Task requirements
Identify every line in the records below that contains the word "orange", and copy each of those lines.

(Excerpt from a dataset)
%%

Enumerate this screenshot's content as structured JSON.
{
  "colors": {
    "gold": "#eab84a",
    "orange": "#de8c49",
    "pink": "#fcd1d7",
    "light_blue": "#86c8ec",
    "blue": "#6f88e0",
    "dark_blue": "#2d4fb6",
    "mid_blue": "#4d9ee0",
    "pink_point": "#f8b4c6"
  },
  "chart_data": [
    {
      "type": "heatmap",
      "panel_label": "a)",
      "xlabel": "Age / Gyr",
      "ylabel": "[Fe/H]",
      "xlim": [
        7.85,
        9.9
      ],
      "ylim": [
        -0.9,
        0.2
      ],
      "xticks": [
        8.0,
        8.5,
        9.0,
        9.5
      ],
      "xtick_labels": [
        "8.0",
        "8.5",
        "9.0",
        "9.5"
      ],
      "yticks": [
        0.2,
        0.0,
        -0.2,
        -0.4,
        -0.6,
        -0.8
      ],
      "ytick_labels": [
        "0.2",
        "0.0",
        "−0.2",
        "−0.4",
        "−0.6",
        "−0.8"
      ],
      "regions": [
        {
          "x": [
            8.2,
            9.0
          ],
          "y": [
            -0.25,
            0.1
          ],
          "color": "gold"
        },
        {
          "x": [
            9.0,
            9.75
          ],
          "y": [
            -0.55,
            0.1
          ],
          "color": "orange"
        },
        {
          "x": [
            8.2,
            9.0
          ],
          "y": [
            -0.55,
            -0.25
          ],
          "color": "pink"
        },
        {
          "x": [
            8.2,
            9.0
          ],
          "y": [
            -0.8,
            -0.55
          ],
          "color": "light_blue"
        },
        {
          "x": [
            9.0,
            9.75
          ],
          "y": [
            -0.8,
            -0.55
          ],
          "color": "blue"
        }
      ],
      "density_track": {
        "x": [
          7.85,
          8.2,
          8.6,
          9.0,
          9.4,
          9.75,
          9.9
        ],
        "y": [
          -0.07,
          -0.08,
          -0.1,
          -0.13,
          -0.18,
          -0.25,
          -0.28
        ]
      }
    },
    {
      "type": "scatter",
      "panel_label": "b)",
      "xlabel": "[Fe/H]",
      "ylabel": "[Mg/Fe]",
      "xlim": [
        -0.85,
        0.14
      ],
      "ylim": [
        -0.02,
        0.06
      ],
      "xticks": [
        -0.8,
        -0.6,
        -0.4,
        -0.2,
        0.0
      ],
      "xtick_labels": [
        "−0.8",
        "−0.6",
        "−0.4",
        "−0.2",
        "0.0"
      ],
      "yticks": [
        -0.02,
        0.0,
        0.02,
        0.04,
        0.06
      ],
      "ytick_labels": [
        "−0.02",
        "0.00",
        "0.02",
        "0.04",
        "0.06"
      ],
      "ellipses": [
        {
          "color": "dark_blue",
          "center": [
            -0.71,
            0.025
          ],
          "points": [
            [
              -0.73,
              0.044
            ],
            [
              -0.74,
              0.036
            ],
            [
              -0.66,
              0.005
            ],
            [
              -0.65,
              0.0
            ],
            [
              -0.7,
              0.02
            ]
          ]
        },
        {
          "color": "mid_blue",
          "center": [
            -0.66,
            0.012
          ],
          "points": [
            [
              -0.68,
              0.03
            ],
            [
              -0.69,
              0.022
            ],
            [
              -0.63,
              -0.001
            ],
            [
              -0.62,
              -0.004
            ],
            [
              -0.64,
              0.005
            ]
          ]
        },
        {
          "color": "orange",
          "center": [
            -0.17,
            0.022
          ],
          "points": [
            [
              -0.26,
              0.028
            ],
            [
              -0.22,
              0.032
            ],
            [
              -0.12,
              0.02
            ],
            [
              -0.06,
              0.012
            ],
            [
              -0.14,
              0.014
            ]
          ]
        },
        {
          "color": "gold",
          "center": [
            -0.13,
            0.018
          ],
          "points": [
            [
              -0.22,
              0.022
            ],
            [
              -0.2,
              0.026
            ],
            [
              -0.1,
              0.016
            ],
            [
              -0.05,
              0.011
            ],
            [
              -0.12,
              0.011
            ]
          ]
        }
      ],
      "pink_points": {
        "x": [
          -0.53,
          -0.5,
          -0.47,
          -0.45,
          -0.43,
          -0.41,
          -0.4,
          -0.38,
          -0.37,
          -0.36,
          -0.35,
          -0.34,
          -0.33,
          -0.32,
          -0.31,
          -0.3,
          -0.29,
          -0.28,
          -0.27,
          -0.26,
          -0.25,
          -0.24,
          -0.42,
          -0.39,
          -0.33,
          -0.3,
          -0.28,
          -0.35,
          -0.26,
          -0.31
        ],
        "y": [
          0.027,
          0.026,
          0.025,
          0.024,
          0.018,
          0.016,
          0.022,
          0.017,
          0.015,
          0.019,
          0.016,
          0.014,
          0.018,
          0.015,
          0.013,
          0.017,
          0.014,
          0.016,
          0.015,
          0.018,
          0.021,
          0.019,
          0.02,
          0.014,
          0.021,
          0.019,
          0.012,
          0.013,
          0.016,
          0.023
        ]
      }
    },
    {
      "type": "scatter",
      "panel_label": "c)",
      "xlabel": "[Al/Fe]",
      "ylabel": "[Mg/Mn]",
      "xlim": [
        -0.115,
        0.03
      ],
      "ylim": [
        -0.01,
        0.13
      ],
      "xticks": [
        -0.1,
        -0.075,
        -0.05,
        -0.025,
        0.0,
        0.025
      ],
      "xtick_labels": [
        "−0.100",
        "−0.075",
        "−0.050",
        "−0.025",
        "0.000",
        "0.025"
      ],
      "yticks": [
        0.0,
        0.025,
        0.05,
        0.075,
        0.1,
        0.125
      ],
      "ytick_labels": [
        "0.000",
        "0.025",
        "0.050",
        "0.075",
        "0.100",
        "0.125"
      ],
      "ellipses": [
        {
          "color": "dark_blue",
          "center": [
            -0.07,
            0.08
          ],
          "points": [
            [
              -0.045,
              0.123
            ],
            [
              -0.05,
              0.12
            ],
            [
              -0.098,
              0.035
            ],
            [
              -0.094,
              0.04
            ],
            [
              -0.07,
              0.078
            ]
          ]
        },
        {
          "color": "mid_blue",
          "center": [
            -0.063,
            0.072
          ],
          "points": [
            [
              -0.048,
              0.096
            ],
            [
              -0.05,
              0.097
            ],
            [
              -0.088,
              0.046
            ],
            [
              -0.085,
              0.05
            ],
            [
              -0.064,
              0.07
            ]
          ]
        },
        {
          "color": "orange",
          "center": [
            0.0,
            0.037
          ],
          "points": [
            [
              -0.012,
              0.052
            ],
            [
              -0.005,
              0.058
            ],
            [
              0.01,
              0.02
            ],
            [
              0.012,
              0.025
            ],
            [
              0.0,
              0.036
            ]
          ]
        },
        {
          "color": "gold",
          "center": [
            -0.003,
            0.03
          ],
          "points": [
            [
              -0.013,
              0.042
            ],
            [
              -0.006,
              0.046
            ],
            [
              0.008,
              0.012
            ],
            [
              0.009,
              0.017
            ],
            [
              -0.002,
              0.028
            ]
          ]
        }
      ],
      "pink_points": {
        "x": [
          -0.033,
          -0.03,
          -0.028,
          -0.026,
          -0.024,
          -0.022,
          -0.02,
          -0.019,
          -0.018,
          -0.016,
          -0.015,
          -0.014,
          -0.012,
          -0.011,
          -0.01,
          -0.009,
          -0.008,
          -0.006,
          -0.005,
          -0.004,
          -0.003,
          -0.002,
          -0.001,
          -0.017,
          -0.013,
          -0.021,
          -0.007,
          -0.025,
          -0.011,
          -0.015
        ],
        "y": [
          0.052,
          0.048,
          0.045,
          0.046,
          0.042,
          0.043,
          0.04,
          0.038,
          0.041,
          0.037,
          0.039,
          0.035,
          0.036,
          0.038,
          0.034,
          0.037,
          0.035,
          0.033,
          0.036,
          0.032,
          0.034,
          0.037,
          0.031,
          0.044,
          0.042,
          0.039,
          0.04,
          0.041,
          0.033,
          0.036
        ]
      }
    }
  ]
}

%%

Exercise result
    "orange": "#de8c49",
          "color": "orange"
          "color": "orange",
          "color": "orange",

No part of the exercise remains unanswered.